» **EXERCISE BRIEF**
Among the entries below, count the lines where the string "кількість" occurs, and give only the number.

» **DATA LINES**
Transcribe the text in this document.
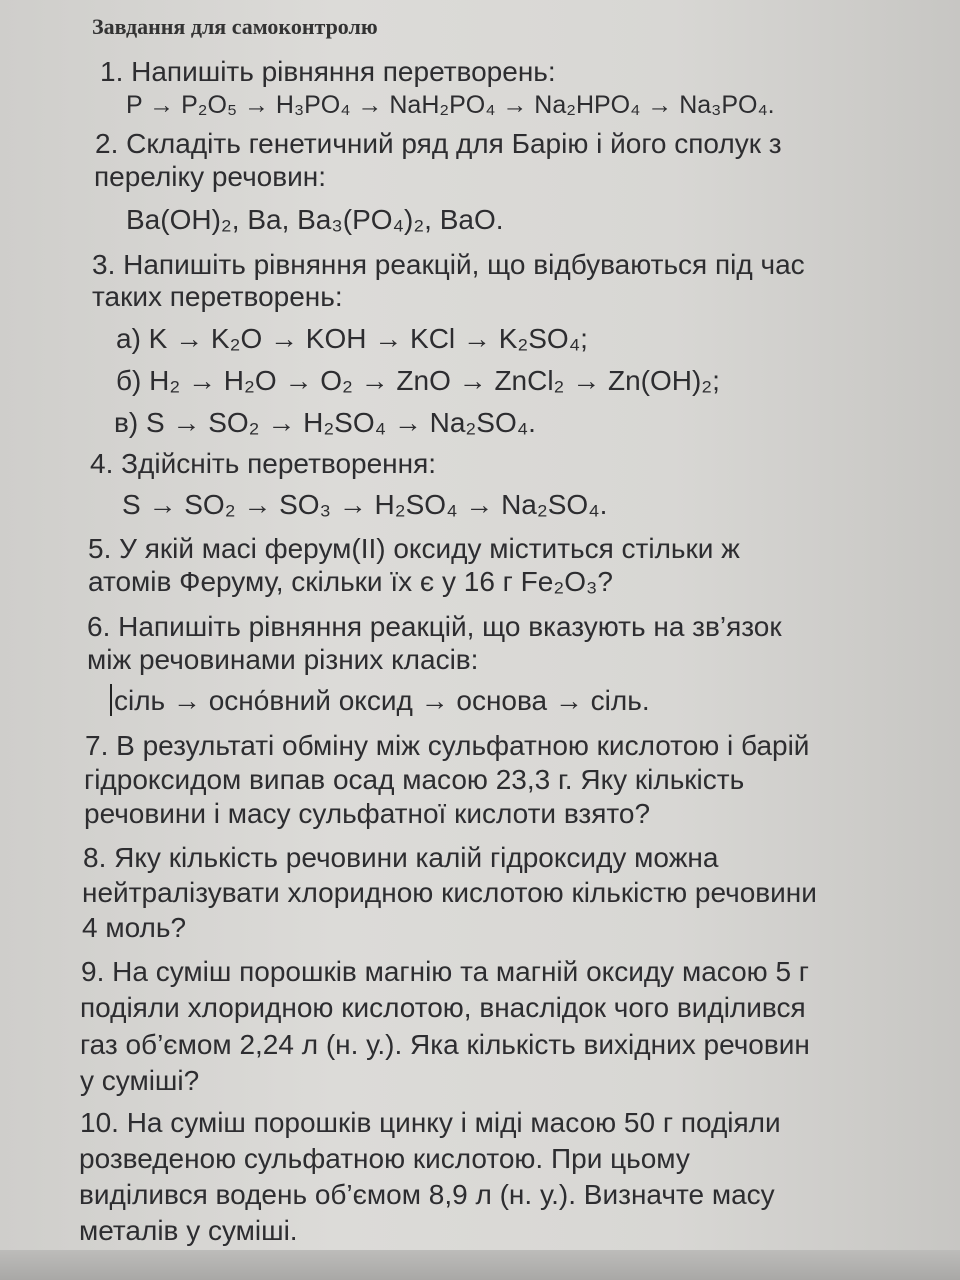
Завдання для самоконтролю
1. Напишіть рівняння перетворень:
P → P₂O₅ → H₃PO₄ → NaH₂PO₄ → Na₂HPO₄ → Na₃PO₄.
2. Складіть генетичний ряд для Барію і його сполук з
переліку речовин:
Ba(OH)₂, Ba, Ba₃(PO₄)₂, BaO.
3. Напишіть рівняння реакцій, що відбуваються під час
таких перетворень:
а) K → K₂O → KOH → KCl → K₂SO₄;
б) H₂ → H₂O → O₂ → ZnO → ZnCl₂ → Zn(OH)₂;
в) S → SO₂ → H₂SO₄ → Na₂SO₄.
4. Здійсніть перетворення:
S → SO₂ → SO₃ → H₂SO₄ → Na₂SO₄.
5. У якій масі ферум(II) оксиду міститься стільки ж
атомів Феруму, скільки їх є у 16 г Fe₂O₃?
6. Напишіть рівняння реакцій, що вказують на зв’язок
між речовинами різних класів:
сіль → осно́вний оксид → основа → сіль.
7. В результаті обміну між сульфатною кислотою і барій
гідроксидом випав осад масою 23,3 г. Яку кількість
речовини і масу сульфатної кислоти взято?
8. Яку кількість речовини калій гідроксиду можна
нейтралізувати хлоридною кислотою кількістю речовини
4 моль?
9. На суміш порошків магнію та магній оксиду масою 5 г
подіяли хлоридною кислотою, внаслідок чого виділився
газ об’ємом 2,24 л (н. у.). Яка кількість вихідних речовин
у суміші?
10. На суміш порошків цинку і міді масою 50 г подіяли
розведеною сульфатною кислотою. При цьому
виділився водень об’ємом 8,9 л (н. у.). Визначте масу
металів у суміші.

...

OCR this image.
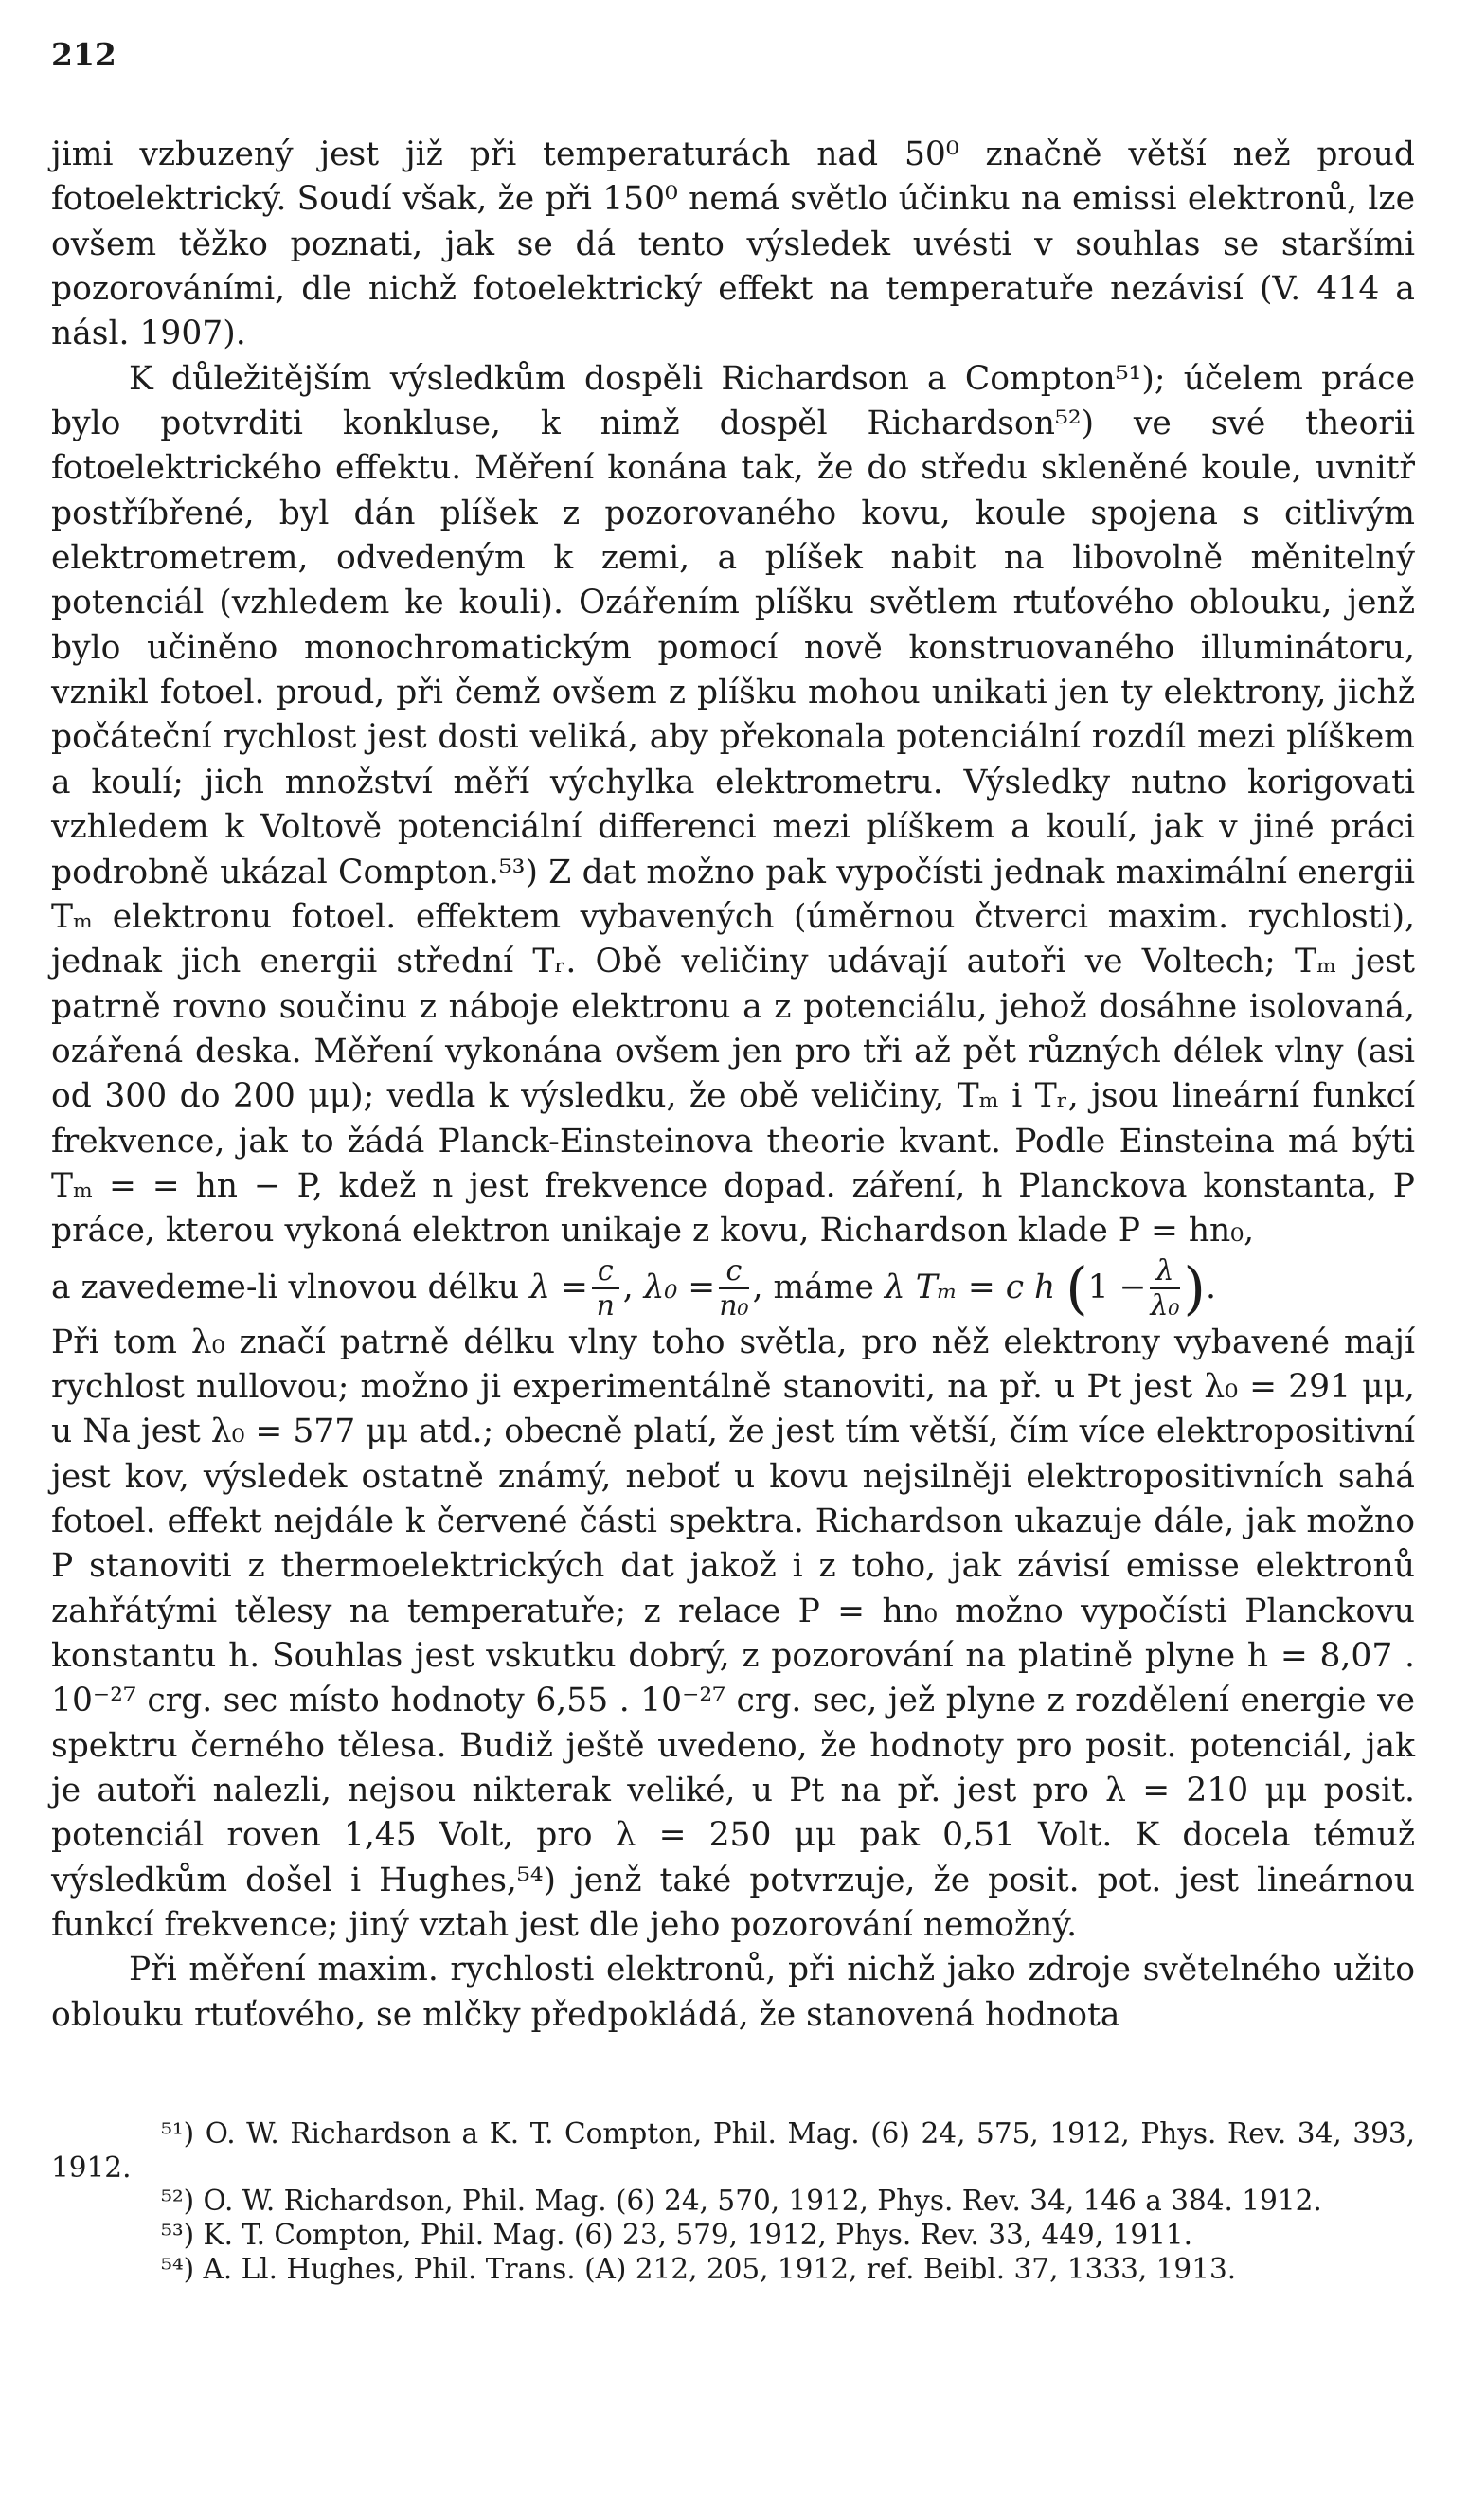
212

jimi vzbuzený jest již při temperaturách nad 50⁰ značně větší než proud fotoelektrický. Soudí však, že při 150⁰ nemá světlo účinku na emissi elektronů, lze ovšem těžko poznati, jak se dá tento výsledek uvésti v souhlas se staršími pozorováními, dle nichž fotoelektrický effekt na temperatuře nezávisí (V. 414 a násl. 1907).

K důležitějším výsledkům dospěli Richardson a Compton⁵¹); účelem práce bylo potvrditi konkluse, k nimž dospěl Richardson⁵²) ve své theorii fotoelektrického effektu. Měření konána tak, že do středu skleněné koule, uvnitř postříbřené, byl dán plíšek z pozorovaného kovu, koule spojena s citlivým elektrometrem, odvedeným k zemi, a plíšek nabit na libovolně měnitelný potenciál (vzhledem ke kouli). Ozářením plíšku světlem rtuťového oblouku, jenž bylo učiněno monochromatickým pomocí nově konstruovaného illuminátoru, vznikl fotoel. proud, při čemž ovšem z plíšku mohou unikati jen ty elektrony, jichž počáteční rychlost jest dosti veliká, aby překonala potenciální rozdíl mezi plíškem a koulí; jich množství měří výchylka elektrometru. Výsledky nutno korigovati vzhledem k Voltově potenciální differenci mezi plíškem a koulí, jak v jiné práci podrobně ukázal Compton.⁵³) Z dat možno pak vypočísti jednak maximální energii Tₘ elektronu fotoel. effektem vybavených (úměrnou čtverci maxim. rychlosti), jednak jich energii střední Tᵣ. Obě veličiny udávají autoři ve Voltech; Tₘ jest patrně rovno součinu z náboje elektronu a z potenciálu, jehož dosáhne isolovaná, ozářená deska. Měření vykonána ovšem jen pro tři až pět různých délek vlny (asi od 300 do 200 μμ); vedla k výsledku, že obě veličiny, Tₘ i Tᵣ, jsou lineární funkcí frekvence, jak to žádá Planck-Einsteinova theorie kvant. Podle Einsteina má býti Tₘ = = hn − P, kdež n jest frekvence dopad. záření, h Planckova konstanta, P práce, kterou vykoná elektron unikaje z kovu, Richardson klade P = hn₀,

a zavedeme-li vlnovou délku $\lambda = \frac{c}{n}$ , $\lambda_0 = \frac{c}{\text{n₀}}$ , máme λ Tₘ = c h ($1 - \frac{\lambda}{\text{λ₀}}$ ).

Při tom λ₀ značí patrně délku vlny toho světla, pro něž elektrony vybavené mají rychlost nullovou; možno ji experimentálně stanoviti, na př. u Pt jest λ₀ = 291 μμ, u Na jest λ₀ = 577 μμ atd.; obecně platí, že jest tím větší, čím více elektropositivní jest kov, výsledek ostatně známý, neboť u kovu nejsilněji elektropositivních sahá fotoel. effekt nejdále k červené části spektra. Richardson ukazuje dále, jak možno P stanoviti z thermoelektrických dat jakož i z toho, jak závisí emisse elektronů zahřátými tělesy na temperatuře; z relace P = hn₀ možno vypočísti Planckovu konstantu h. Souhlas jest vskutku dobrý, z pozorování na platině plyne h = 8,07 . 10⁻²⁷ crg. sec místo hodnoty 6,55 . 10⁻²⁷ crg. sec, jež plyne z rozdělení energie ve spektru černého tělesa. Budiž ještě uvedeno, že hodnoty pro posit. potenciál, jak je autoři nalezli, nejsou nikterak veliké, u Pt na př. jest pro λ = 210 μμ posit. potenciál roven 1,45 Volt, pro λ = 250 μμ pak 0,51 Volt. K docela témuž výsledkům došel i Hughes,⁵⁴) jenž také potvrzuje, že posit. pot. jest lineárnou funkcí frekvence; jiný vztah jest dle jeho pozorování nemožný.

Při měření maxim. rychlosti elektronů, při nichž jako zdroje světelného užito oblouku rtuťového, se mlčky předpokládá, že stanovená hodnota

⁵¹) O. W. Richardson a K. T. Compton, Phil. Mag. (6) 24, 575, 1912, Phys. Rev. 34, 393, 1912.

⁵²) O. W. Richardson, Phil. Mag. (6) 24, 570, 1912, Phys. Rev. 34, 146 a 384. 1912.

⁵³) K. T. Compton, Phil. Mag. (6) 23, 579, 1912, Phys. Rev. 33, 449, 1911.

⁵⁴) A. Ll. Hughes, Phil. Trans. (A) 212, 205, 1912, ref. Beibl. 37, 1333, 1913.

» **SOLUTION**
3